== TEXT SHOWN ==

────────────────

The world probably first heard Anna’s voice in 1858, but because records of children born into slavery were not well kept, we can’t be exactly sure. We do know that she was born in Raleigh, North Carolina. Anna was the daughter of Hannah Stanley, a slave of the Haywood family. She had two older brothers, Andrew and Rufus. Although she was born before President Abraham Lincoln issued the Emancipation Proclamation, Anna had no memories of her life as a slave. Hannah Stanley taught Anna the importance of using her “voice” to support her family and the black community.
In 1867, the Episcopal Church and Freedman’s Bureau built St. Augustine’s Normal School and Collegiate Institute on land owned by the Haywood family. St. Augustine’s educated freed slaves and their families. In 1868, Anna received a scholarship to become one of the school’s first students. There she developed a love for learning that would stay with her the rest of her life. When she was very young, Anna decided that she wanted to be a teacher who encouraged all children to learn. She earned part of her tuition by tutoring her classmates.
St. Augustine’s focused on preparing its male students for the ministry or higher education. Because the administrators believed that women went to school to find a husband, female students could only take a series of basic classes known as the Ladies’ Course. This frustrated Anna, who longed for more challenging studies. “I constantly felt . . . a thumping from within unanswered by any beckoning from without,” she later said. She decided to raise her “voice” to fight for the right to take the same classes as the men.
While at St. Augustine’s, Anna took a Greek class taught by George A.C. Cooper, a former slave who was studying to become a minister. The two fell in love and were married on June 21, 1877, after Anna finished her studies at St. Augustine’s. On September 27, 1879, just two months after becoming the second black ordained minister in North Carolina’s Protestant Episcopal Church, George suddenly died. Anna said he died from working too hard. She never remarried.
In 1881, Mrs. Cooper started attending Ohio’s Oberlin College, one of the first co-educational institutions to admit both women and African Americans. She wrote letters to the school’s president for free tuition and a job so she could afford room and board. Among her classmates were Mary Eliza Church (Terrell) and Ida A. Gibbs (Hunt), future black leaders. All three women took classes in Latin, Greek, modern European languages, literature, philosophy, science, and mathematics.
After graduating with a bachelor’s degree in mathematics in 1884, Mrs. Cooper taught Greek, French literature, and science at Wilberforce University, a historically black school in Xenia, Ohio. Because she wanted to live closer to her mother, she returned to teach at St. Augustine’s in 1885. Two years later, Oberlin awarded her an honorary master’s degree.
In 1887, Mrs. Cooper was recruited to teach math and science at the Preparatory High School for Colored Youth in Washington, D.C., the nation’s largest high school for African Americans. This school was later known as M Street and today as Paul Laurence Dunbar High School. On January 1, 1902, Mrs. Cooper became the principal of M Street High School. She set high academic standards, hired capable teachers, and offered tutoring. She helped students believe that, regardless of their race or gender, they could achieve their dreams. While Mrs. Cooper was principal, many students at M Street earned scholarships to study at important institutions such as Harvard, Brown, Oberlin, Yale, Amherst, Dartmouth, and Radcliffe.

────────────────

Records
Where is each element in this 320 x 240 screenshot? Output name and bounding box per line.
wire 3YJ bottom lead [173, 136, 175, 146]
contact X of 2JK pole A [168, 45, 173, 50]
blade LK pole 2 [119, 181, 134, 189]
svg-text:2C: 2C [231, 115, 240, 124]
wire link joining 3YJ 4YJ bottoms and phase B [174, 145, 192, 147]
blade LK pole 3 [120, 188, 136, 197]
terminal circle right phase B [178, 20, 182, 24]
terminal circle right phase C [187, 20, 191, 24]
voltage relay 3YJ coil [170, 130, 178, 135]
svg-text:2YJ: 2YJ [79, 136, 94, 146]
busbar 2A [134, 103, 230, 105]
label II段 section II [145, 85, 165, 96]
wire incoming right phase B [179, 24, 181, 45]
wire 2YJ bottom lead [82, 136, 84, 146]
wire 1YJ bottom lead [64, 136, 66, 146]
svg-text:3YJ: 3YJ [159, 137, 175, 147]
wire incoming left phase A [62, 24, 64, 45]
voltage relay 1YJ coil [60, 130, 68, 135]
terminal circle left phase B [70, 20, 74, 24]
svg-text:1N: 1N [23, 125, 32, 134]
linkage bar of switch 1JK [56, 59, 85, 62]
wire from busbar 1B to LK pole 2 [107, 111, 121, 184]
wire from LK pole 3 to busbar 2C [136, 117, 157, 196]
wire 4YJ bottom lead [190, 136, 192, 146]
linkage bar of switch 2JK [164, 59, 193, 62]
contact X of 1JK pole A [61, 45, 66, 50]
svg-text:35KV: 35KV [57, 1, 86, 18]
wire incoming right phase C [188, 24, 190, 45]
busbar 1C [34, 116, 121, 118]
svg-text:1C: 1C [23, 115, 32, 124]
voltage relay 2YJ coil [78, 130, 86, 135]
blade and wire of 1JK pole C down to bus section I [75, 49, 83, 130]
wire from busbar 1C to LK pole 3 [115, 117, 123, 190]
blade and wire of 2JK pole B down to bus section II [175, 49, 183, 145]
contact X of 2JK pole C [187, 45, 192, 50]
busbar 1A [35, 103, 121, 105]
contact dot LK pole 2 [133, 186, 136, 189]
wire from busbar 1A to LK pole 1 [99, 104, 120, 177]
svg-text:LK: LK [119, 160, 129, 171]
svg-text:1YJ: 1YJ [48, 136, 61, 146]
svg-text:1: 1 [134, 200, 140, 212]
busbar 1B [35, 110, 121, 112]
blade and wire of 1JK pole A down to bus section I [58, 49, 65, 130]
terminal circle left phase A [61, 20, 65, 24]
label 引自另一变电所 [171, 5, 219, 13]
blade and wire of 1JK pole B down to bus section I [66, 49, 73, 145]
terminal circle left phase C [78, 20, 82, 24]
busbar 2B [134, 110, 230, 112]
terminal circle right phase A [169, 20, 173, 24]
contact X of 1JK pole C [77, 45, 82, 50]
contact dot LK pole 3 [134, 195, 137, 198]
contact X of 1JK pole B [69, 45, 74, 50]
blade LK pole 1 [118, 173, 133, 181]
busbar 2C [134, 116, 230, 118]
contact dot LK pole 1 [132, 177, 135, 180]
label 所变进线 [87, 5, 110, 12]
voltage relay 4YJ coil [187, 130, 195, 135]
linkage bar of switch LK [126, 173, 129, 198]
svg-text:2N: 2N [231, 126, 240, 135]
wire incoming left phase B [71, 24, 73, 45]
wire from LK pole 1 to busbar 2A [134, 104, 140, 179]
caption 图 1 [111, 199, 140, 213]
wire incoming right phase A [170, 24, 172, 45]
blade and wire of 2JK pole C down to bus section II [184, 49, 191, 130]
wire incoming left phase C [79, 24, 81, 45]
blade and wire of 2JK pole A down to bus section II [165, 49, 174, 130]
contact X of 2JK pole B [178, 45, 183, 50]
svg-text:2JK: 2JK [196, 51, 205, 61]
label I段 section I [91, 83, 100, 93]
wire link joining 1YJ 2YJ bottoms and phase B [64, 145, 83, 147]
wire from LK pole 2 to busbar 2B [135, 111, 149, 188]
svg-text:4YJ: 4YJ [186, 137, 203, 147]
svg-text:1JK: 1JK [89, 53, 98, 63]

────────────────

== JOBS ==
[A] Answer these questions using the account of Anna's life:
(i) In what year did Anna receive a scholarship to St. Augustine's?
(ii) In what subject did Mrs. Cooper earn her bachelor's degree?
(iii) On what date did Mrs. Cooper become principal of M Street High School?
[B] Continue the account of Anna's life with what follows its final sentence.

== ANSWERS FOR THE TASKS ==
[A]
(i) 1868
(ii) Mathematics
(iii) January 1, 1902

[B]
During this period, many Americans believed that blacks weren’t as smart as whites. Mrs. Cooper, W.E.B. Du Bois, and Booker T. Washington believed differently. Mr. Washington thought black students should take vocational education courses and work their way up through society starting as manual laborers. Mr. Du Bois believed that blacks should study the classics and become community leaders. Because Mrs. Cooper agreed with both men, she offered courses in the liberal arts plus vocational and industrial education. Because the D.C. Board of Education preferred Mr. Washington’s methods, it did not renew Mrs. Cooper’s contract. She stopped being a principal in June 1906. Then she taught languages at the Lincoln Institute in Jefferson City, Missouri, until 1910, when she was rehired to teach Latin at M Street High School.
In 1914, Mrs. Cooper started working on her doctorate at Columbia University in New York City. On December 25, 1915, she became the guardian of five orphaned great-nieces and nephews ranging in age from 6 months to 12 years. Because of her teaching and family responsibilities, she was unable to go to Columbia full time to finish her degree, so she enrolled at the University of Paris, Sorbonne. On March 23, 1925, Mrs. Cooper earned her Ph.D. She was the fourth African-American woman to hold a doctorate. On December 29, 1925, D.C. Commissioner William Tindall awarded her degree in a special ceremony at Howard University.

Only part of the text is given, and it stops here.